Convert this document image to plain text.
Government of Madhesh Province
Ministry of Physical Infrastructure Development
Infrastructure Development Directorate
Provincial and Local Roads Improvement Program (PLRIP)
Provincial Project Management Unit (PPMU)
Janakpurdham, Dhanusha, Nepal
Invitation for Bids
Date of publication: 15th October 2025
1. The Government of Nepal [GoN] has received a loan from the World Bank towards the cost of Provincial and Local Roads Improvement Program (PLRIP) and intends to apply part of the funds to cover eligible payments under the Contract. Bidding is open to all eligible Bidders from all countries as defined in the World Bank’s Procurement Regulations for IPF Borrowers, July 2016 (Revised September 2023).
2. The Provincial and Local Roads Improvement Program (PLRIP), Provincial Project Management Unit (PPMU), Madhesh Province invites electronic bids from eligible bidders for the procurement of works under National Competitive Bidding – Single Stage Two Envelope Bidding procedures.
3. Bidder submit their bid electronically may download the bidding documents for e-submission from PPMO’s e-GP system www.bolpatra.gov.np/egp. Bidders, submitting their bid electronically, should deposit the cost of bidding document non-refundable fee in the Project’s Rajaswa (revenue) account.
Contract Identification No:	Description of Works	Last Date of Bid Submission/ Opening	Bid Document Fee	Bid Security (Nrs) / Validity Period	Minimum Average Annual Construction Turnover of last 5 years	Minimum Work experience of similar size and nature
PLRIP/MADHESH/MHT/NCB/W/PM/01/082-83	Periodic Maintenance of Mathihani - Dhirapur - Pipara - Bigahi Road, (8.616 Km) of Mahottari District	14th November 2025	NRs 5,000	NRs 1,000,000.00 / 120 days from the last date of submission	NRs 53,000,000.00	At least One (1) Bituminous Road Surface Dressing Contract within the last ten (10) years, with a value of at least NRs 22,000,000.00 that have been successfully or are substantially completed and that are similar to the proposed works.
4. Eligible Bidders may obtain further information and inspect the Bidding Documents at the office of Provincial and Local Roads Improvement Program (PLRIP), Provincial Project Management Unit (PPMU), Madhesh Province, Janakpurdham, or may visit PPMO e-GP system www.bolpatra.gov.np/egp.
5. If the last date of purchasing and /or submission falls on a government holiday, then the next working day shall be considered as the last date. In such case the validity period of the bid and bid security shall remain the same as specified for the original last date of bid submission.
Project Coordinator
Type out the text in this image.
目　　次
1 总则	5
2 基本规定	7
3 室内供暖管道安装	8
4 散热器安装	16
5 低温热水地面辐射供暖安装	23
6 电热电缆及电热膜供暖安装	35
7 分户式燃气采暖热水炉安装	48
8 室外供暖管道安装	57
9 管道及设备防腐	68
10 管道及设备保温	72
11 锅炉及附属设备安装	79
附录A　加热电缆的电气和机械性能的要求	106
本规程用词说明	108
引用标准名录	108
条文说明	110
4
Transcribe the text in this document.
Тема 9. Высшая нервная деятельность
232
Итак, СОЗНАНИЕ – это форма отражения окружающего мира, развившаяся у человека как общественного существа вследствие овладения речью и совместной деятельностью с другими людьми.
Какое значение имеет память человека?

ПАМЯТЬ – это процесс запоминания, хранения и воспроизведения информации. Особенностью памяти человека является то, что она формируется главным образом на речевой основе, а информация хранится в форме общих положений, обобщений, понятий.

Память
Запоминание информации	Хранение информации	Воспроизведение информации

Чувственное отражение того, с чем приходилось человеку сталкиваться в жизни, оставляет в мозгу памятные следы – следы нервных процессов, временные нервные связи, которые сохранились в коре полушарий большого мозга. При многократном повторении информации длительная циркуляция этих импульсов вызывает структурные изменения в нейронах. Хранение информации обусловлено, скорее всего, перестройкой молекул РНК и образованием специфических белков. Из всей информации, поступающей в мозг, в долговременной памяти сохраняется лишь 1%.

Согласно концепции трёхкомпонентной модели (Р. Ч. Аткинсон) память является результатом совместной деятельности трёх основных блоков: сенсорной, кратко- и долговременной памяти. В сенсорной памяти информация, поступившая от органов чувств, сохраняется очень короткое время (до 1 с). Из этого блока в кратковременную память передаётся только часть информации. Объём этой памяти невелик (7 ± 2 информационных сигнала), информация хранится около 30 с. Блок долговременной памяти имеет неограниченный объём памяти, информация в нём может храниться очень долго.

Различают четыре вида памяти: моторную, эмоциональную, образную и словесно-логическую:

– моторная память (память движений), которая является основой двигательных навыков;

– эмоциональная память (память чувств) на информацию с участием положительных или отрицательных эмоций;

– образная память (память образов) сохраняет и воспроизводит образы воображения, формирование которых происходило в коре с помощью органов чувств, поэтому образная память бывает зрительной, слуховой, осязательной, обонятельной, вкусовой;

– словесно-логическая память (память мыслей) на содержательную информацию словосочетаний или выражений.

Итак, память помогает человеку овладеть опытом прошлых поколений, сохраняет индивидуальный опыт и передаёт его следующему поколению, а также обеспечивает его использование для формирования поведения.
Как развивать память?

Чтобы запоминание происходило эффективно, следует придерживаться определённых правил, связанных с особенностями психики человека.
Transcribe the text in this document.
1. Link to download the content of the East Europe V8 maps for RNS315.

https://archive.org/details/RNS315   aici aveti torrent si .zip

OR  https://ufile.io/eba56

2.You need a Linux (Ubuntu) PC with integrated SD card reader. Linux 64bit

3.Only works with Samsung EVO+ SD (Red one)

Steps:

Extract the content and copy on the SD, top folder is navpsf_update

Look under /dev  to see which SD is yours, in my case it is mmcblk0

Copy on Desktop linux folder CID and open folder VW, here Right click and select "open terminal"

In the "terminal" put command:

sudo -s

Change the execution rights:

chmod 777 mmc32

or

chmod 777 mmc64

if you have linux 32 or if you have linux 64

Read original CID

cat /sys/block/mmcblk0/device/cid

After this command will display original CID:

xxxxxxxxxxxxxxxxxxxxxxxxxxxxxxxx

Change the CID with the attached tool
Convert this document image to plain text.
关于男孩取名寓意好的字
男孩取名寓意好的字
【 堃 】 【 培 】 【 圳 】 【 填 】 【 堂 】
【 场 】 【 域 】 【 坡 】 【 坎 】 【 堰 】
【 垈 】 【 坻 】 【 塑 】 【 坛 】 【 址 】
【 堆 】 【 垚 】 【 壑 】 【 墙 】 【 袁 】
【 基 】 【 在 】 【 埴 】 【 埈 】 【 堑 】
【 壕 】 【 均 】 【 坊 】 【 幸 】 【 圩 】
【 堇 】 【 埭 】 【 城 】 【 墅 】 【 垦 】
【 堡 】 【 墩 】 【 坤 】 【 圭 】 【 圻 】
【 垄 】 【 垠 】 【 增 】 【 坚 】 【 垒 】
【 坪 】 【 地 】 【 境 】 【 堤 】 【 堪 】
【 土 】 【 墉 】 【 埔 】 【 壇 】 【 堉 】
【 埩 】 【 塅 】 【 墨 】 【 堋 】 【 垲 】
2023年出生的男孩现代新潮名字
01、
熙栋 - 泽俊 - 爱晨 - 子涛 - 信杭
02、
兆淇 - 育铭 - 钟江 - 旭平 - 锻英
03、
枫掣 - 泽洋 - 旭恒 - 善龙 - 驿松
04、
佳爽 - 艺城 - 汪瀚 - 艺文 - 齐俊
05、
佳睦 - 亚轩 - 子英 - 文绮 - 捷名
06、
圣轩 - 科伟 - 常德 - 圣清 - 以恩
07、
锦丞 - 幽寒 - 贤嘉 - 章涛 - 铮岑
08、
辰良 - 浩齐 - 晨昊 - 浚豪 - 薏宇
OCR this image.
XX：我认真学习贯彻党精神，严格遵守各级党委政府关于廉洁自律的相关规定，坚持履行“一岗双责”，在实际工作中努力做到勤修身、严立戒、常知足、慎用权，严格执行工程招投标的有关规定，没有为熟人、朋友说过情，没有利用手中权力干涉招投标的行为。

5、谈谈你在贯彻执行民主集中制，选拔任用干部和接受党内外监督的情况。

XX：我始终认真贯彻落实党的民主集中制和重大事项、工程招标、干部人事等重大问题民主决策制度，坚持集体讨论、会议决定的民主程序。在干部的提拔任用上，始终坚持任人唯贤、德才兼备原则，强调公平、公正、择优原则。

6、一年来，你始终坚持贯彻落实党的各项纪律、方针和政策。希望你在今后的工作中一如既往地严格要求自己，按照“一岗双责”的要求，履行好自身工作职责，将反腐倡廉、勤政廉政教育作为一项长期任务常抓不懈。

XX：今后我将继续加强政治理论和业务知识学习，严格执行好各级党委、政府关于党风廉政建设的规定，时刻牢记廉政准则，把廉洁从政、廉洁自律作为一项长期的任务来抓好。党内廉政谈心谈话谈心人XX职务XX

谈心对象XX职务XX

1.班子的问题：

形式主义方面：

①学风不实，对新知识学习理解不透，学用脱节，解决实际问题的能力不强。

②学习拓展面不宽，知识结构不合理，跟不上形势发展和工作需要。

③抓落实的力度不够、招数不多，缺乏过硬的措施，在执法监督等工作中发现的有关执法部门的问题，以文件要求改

◇ ◇ ◇ ◇ ◇ ◇ ◇

**What this task involves**
Reproduce every line of the listing above in which the string "информацию" appears.

**Solution for this exercise**
– эмоциональная память (память чувств) на информацию с участием положительных или отрицательных эмоций;
– словесно-логическая память (память мыслей) на содержательную информацию словосочетаний или выражений.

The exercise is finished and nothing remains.